### What this task involves
Give the lines again exactly, from the one holding "Convert this screenshot" to the last line of the listing below, both ends included and nothing added.

### Input records
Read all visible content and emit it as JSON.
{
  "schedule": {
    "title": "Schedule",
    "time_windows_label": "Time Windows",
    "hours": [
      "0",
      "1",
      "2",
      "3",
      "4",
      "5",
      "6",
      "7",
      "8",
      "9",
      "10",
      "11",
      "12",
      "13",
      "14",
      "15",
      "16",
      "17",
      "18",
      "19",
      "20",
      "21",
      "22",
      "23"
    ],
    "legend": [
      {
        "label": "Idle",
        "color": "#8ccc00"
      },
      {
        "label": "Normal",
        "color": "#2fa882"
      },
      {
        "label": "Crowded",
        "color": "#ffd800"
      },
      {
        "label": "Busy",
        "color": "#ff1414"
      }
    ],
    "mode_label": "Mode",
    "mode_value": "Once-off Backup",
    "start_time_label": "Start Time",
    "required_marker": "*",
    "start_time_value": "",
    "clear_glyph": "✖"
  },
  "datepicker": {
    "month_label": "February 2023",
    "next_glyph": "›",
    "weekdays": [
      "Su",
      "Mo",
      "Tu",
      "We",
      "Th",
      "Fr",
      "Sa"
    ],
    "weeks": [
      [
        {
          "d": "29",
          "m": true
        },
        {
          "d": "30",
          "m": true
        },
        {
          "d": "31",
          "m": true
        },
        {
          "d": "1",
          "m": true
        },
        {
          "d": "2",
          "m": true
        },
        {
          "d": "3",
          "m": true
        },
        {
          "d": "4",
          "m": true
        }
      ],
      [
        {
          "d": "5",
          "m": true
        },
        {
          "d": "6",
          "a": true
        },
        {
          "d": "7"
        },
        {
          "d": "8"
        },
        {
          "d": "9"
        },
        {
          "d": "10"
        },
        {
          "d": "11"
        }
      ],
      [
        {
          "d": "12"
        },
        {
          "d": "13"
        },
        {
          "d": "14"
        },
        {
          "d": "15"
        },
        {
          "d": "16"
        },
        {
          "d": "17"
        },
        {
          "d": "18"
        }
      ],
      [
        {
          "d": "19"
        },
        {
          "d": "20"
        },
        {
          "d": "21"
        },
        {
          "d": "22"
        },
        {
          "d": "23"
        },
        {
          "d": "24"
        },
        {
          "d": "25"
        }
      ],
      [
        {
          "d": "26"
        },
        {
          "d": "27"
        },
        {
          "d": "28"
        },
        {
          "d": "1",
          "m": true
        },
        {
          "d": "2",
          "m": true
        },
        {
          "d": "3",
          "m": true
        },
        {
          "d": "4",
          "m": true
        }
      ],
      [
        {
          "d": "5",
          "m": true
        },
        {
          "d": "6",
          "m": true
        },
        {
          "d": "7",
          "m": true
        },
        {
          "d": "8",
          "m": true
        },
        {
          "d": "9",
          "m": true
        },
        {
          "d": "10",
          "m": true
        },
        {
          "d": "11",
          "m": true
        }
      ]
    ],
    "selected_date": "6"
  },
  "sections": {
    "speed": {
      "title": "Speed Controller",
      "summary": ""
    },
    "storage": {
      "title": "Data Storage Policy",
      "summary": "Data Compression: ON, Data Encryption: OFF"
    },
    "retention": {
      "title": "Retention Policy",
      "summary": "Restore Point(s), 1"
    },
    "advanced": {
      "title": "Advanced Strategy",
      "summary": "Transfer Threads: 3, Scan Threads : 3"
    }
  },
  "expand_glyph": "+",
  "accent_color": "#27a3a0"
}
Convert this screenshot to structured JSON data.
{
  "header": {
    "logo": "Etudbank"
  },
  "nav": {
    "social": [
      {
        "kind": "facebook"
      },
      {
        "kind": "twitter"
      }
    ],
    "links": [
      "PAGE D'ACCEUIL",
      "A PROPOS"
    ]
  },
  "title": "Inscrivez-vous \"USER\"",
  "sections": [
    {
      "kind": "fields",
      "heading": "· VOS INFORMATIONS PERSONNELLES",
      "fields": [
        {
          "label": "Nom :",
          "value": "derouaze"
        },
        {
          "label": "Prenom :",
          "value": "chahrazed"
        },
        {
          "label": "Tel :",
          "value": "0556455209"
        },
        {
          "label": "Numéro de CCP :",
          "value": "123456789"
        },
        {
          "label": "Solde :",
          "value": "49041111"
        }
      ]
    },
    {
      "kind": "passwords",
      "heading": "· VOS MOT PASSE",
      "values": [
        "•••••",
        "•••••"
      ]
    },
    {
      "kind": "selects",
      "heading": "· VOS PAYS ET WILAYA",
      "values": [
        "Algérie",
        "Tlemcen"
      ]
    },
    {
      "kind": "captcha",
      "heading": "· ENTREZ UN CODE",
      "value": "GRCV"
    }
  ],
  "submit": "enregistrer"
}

### Answer
Convert this screenshot to structured JSON data.
{
  "header": {
    "logo": "Etudbank"
  },
  "nav": {
    "social": [
      {
        "kind": "facebook"
      },
      {
        "kind": "twitter"
      }
    ],
    "links": [
      "PAGE D'ACCEUIL",
      "A PROPOS"
    ]
  },
  "title": "Inscrivez-vous \"USER\"",
  "sections": [
    {
      "kind": "fields",
      "heading": "· VOS INFORMATIONS PERSONNELLES",
      "fields": [
        {
          "label": "Nom :",
          "value": "derouaze"
        },
        {
          "label": "Prenom :",
          "value": "chahrazed"
        },
        {
          "label": "Tel :",
          "value": "0556455209"
        },
        {
          "label": "Numéro de CCP :",
          "value": "123456789"
        },
        {
          "label": "Solde :",
          "value": "49041111"
        }
      ]
    },
    {
      "kind": "passwords",
      "heading": "· VOS MOT PASSE",
      "values": [
        "•••••",
        "•••••"
      ]
    },
    {
      "kind": "selects",
      "heading": "· VOS PAYS ET WILAYA",
      "values": [
        "Algérie",
        "Tlemcen"
      ]
    },
    {
      "kind": "captcha",
      "heading": "· ENTREZ UN CODE",
      "value": "GRCV"
    }
  ],
  "submit": "enregistrer"
}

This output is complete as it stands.